[Material to process]:

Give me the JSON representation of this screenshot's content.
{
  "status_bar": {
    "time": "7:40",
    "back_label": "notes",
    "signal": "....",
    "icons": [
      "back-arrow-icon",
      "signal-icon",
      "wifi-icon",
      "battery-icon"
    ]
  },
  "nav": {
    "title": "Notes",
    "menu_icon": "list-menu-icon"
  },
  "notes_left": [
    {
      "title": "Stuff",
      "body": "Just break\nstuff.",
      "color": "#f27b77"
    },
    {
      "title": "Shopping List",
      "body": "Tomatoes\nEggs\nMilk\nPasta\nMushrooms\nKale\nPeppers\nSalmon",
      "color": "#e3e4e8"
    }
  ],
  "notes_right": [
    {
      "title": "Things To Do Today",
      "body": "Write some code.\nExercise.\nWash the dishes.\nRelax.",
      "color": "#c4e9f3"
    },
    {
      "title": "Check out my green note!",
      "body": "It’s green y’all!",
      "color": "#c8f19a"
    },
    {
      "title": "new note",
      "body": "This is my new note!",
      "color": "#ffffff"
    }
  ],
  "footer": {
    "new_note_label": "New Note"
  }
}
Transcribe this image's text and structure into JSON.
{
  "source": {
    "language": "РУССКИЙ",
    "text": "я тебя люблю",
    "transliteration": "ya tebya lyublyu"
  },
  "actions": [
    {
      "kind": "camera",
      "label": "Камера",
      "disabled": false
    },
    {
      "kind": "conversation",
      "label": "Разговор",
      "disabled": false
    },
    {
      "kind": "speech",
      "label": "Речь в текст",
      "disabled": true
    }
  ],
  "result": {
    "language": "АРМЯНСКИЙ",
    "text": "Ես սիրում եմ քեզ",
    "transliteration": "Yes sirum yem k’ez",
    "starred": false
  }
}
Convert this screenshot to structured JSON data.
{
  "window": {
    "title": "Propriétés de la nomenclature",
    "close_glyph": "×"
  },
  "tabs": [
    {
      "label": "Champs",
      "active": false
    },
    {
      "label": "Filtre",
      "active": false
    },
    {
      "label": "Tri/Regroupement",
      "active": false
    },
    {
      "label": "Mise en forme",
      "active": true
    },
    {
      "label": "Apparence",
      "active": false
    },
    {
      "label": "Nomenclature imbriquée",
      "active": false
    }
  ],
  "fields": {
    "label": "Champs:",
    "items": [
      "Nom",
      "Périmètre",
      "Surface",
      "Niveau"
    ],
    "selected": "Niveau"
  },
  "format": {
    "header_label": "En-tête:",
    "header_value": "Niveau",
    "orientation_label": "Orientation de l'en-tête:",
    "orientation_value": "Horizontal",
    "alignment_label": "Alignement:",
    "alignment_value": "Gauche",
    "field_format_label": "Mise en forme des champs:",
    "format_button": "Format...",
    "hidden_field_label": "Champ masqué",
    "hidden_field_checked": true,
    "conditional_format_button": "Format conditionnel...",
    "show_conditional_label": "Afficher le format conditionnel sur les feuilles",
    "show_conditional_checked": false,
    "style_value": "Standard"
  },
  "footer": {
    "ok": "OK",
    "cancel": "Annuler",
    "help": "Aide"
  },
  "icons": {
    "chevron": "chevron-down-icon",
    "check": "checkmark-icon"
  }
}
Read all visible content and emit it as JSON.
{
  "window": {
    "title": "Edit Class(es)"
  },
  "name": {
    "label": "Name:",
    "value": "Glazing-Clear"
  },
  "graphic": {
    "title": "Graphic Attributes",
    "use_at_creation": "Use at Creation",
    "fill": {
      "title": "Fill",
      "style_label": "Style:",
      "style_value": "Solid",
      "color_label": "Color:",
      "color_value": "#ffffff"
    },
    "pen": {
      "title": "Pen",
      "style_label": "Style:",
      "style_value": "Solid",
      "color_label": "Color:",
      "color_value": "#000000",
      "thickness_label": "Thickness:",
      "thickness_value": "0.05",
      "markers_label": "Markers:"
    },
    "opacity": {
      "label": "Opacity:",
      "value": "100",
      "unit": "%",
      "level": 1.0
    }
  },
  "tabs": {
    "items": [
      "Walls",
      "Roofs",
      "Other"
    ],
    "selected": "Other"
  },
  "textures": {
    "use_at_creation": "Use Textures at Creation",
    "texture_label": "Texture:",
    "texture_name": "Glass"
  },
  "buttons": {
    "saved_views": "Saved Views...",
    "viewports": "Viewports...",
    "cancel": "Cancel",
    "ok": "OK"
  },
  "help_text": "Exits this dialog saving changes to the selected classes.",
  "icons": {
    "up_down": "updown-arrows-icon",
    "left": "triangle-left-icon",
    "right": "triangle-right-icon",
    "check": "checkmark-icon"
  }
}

[What you have to do]: Extract the whole listing, character for character.

[Solution to this exercise]:
Give me the JSON representation of this screenshot's content.
{
  "status_bar": {
    "time": "7:40",
    "back_label": "notes",
    "signal": "....",
    "icons": [
      "back-arrow-icon",
      "signal-icon",
      "wifi-icon",
      "battery-icon"
    ]
  },
  "nav": {
    "title": "Notes",
    "menu_icon": "list-menu-icon"
  },
  "notes_left": [
    {
      "title": "Stuff",
      "body": "Just break\nstuff.",
      "color": "#f27b77"
    },
    {
      "title": "Shopping List",
      "body": "Tomatoes\nEggs\nMilk\nPasta\nMushrooms\nKale\nPeppers\nSalmon",
      "color": "#e3e4e8"
    }
  ],
  "notes_right": [
    {
      "title": "Things To Do Today",
      "body": "Write some code.\nExercise.\nWash the dishes.\nRelax.",
      "color": "#c4e9f3"
    },
    {
      "title": "Check out my green note!",
      "body": "It’s green y’all!",
      "color": "#c8f19a"
    },
    {
      "title": "new note",
      "body": "This is my new note!",
      "color": "#ffffff"
    }
  ],
  "footer": {
    "new_note_label": "New Note"
  }
}
Transcribe this image's text and structure into JSON.
{
  "source": {
    "language": "РУССКИЙ",
    "text": "я тебя люблю",
    "transliteration": "ya tebya lyublyu"
  },
  "actions": [
    {
      "kind": "camera",
      "label": "Камера",
      "disabled": false
    },
    {
      "kind": "conversation",
      "label": "Разговор",
      "disabled": false
    },
    {
      "kind": "speech",
      "label": "Речь в текст",
      "disabled": true
    }
  ],
  "result": {
    "language": "АРМЯНСКИЙ",
    "text": "Ես սիրում եմ քեզ",
    "transliteration": "Yes sirum yem k’ez",
    "starred": false
  }
}
Convert this screenshot to structured JSON data.
{
  "window": {
    "title": "Propriétés de la nomenclature",
    "close_glyph": "×"
  },
  "tabs": [
    {
      "label": "Champs",
      "active": false
    },
    {
      "label": "Filtre",
      "active": false
    },
    {
      "label": "Tri/Regroupement",
      "active": false
    },
    {
      "label": "Mise en forme",
      "active": true
    },
    {
      "label": "Apparence",
      "active": false
    },
    {
      "label": "Nomenclature imbriquée",
      "active": false
    }
  ],
  "fields": {
    "label": "Champs:",
    "items": [
      "Nom",
      "Périmètre",
      "Surface",
      "Niveau"
    ],
    "selected": "Niveau"
  },
  "format": {
    "header_label": "En-tête:",
    "header_value": "Niveau",
    "orientation_label": "Orientation de l'en-tête:",
    "orientation_value": "Horizontal",
    "alignment_label": "Alignement:",
    "alignment_value": "Gauche",
    "field_format_label": "Mise en forme des champs:",
    "format_button": "Format...",
    "hidden_field_label": "Champ masqué",
    "hidden_field_checked": true,
    "conditional_format_button": "Format conditionnel...",
    "show_conditional_label": "Afficher le format conditionnel sur les feuilles",
    "show_conditional_checked": false,
    "style_value": "Standard"
  },
  "footer": {
    "ok": "OK",
    "cancel": "Annuler",
    "help": "Aide"
  },
  "icons": {
    "chevron": "chevron-down-icon",
    "check": "checkmark-icon"
  }
}
Read all visible content and emit it as JSON.
{
  "window": {
    "title": "Edit Class(es)"
  },
  "name": {
    "label": "Name:",
    "value": "Glazing-Clear"
  },
  "graphic": {
    "title": "Graphic Attributes",
    "use_at_creation": "Use at Creation",
    "fill": {
      "title": "Fill",
      "style_label": "Style:",
      "style_value": "Solid",
      "color_label": "Color:",
      "color_value": "#ffffff"
    },
    "pen": {
      "title": "Pen",
      "style_label": "Style:",
      "style_value": "Solid",
      "color_label": "Color:",
      "color_value": "#000000",
      "thickness_label": "Thickness:",
      "thickness_value": "0.05",
      "markers_label": "Markers:"
    },
    "opacity": {
      "label": "Opacity:",
      "value": "100",
      "unit": "%",
      "level": 1.0
    }
  },
  "tabs": {
    "items": [
      "Walls",
      "Roofs",
      "Other"
    ],
    "selected": "Other"
  },
  "textures": {
    "use_at_creation": "Use Textures at Creation",
    "texture_label": "Texture:",
    "texture_name": "Glass"
  },
  "buttons": {
    "saved_views": "Saved Views...",
    "viewports": "Viewports...",
    "cancel": "Cancel",
    "ok": "OK"
  },
  "help_text": "Exits this dialog saving changes to the selected classes.",
  "icons": {
    "up_down": "updown-arrows-icon",
    "left": "triangle-left-icon",
    "right": "triangle-right-icon",
    "check": "checkmark-icon"
  }
}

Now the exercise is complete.